- _Work to do_: Look through the data for the string "西安森尼空间环境设计工程有限公司". Copy every line where it is found.

Start

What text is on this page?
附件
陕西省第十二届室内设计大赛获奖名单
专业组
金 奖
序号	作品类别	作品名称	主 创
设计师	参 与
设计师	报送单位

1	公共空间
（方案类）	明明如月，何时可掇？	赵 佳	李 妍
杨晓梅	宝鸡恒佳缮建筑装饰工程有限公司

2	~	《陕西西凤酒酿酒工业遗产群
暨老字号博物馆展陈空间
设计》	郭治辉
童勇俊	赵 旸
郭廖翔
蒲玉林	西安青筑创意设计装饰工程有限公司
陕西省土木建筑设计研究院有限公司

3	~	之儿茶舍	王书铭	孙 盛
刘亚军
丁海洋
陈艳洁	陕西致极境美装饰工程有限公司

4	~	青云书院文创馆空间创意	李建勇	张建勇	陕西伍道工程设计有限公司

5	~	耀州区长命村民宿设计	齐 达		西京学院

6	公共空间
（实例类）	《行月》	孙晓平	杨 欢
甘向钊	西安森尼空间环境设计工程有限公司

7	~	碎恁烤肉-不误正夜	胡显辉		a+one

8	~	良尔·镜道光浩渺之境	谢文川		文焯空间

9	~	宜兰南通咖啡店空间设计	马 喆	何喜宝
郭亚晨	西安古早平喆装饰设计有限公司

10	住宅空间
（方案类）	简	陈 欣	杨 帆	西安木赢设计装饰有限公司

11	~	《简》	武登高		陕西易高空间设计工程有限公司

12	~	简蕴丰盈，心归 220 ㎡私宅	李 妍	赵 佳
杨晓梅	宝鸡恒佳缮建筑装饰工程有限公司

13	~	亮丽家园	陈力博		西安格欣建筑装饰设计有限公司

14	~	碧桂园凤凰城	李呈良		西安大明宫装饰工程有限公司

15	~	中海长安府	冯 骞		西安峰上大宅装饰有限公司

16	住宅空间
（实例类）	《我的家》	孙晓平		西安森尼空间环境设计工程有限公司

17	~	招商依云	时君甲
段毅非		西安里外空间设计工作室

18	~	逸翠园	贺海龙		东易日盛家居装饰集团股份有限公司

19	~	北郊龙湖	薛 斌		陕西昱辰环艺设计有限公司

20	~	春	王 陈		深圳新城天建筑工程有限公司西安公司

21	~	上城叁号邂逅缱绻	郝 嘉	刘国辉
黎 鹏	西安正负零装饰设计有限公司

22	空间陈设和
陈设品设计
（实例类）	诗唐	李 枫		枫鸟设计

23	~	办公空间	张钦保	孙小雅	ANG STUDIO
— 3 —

End

- _Solved problem_:
甘向钊	西安森尼空间环境设计工程有限公司
（实例类）	《我的家》	孙晓平		西安森尼空间环境设计工程有限公司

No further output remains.